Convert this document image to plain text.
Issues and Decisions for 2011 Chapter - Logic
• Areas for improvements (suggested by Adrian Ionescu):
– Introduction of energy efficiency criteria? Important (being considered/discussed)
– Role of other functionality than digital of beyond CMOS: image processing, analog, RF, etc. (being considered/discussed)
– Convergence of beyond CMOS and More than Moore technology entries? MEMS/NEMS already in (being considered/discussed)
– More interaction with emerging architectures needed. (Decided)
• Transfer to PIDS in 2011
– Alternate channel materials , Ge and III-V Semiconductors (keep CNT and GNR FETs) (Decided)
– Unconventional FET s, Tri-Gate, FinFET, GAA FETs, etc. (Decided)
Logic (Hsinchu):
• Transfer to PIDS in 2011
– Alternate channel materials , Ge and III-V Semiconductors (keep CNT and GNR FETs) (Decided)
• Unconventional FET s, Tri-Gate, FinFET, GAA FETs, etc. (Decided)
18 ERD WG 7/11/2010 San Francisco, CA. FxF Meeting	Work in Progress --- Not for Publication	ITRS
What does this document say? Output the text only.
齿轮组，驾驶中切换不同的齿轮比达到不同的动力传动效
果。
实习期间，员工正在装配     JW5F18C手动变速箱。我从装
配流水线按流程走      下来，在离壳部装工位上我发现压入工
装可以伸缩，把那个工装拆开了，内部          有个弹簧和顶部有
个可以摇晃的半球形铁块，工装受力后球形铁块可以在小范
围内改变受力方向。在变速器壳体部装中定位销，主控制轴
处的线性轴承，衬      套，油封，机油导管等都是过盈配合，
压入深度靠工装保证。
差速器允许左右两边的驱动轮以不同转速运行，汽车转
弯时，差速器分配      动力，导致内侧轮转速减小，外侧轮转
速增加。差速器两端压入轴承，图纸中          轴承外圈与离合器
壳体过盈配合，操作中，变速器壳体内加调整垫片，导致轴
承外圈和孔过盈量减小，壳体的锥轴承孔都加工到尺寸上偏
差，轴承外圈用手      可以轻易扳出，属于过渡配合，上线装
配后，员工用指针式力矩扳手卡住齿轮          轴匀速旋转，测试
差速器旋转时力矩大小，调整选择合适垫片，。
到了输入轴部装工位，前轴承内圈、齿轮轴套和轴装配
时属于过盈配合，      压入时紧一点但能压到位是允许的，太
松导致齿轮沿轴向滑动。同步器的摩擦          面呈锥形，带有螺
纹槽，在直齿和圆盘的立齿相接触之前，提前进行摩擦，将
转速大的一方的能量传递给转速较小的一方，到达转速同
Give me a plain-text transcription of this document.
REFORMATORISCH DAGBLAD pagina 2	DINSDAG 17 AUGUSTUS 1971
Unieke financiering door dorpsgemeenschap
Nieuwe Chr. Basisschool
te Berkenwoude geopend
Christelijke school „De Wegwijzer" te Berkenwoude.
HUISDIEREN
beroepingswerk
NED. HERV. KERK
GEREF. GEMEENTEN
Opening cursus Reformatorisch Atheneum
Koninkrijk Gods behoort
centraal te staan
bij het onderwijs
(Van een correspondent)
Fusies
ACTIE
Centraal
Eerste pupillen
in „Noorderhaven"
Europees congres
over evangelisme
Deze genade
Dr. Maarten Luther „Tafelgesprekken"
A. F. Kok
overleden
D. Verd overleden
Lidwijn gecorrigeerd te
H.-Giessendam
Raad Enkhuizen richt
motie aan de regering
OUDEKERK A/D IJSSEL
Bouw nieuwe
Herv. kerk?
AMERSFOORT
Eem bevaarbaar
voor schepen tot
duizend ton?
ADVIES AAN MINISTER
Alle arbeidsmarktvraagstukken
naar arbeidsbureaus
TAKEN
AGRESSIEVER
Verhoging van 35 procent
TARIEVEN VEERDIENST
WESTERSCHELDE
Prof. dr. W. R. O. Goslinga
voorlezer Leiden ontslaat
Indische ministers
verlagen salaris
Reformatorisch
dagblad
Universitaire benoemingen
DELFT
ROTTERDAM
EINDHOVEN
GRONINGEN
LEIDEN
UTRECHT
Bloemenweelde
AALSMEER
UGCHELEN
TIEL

◆ **EXERCISE OBJECTIVE**
Gather from the data above every line with the string "text".

◆ **SOLUTION BELOW**
Convert this document image to plain text.
What does this document say? Output the text only.
Give me a plain-text transcription of this document.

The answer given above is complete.